- [Written instruction]
Isolate every line in the records below with "true" in it.

- [Given data]
+-------+

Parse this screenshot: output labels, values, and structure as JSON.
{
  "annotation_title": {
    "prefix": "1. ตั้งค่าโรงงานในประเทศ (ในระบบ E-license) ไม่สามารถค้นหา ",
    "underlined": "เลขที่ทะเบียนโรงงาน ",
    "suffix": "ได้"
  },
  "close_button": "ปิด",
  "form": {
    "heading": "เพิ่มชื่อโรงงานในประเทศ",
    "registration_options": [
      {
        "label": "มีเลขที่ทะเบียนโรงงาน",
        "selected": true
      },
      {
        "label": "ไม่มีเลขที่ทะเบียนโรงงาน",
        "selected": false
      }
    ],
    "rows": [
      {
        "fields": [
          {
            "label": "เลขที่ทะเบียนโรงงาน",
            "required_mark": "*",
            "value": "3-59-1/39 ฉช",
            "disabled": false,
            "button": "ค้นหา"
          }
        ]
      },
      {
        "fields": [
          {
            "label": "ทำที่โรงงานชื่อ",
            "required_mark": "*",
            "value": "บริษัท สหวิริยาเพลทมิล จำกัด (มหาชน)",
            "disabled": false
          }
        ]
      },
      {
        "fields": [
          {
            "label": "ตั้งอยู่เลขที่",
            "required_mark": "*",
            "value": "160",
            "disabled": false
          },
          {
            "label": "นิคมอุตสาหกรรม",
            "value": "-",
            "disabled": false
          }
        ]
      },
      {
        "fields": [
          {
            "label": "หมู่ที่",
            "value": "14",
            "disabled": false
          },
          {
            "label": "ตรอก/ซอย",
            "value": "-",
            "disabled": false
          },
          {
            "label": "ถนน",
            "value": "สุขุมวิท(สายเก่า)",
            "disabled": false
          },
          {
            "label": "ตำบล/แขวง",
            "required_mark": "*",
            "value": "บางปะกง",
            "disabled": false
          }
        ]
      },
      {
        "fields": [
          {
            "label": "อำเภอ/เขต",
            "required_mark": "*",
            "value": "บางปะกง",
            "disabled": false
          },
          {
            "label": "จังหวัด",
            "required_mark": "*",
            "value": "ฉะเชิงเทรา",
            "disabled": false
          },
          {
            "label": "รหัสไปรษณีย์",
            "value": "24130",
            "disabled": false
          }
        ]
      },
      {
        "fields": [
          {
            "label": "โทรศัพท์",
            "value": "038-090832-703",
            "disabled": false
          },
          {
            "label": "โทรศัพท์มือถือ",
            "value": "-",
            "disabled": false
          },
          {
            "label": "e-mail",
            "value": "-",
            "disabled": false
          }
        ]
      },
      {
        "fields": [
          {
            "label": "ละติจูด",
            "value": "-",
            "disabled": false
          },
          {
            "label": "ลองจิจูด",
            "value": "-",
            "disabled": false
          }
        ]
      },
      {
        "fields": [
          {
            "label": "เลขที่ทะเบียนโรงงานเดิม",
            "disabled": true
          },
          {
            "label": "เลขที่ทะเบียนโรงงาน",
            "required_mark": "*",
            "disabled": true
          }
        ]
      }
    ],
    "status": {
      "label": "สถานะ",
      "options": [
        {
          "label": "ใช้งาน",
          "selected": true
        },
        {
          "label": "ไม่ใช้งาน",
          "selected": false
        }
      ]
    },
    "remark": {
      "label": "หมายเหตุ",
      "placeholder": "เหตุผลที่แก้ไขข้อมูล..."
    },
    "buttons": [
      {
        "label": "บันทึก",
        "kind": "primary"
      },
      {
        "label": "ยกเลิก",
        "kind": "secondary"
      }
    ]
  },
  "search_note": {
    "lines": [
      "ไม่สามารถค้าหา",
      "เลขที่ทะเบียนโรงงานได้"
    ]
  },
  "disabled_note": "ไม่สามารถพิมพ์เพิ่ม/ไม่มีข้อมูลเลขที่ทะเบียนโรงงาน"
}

+-------+

- [In response]
        "selected": true
            "disabled": true
            "disabled": true
          "selected": true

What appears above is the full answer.